Exercise brief: Faithfully return all lines, omitting every embedded picture.

Items from a figure collection
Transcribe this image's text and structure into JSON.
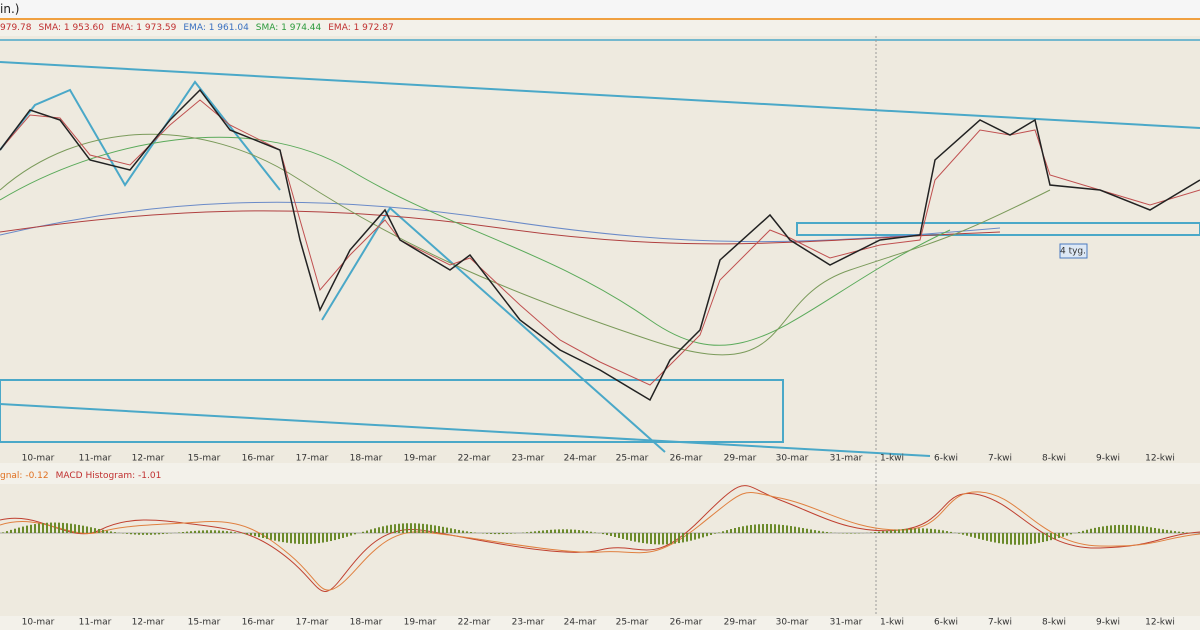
{
  "header": {
    "title": "in.)"
  },
  "price_legend": [
    {
      "text": "979.78",
      "color": "#c03030"
    },
    {
      "text": "SMA: 1 953.60",
      "color": "#c03030"
    },
    {
      "text": "EMA: 1 973.59",
      "color": "#c03030"
    },
    {
      "text": "EMA: 1 961.04",
      "color": "#3a70c0"
    },
    {
      "text": "SMA: 1 974.44",
      "color": "#2c9a3c"
    },
    {
      "text": "EMA: 1 972.87",
      "color": "#c03030"
    }
  ],
  "macd_legend": [
    {
      "text": "gnal: -0.12",
      "color": "#e07020"
    },
    {
      "text": "MACD Histogram: -1.01",
      "color": "#c03030"
    }
  ],
  "dates": [
    "10-mar",
    "11-mar",
    "12-mar",
    "15-mar",
    "16-mar",
    "17-mar",
    "18-mar",
    "19-mar",
    "22-mar",
    "23-mar",
    "24-mar",
    "25-mar",
    "26-mar",
    "29-mar",
    "30-mar",
    "31-mar",
    "1-kwi",
    "6-kwi",
    "7-kwi",
    "8-kwi",
    "9-kwi",
    "12-kwi"
  ],
  "annotation": "4 tyg."
}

Correct output:
Transcribe this image's text and structure into JSON.
{
  "header": {
    "title": "in.)"
  },
  "price_legend": [
    {
      "text": "979.78",
      "color": "#c03030"
    },
    {
      "text": "SMA: 1 953.60",
      "color": "#c03030"
    },
    {
      "text": "EMA: 1 973.59",
      "color": "#c03030"
    },
    {
      "text": "EMA: 1 961.04",
      "color": "#3a70c0"
    },
    {
      "text": "SMA: 1 974.44",
      "color": "#2c9a3c"
    },
    {
      "text": "EMA: 1 972.87",
      "color": "#c03030"
    }
  ],
  "macd_legend": [
    {
      "text": "gnal: -0.12",
      "color": "#e07020"
    },
    {
      "text": "MACD Histogram: -1.01",
      "color": "#c03030"
    }
  ],
  "dates": [
    "10-mar",
    "11-mar",
    "12-mar",
    "15-mar",
    "16-mar",
    "17-mar",
    "18-mar",
    "19-mar",
    "22-mar",
    "23-mar",
    "24-mar",
    "25-mar",
    "26-mar",
    "29-mar",
    "30-mar",
    "31-mar",
    "1-kwi",
    "6-kwi",
    "7-kwi",
    "8-kwi",
    "9-kwi",
    "12-kwi"
  ],
  "annotation": "4 tyg."
}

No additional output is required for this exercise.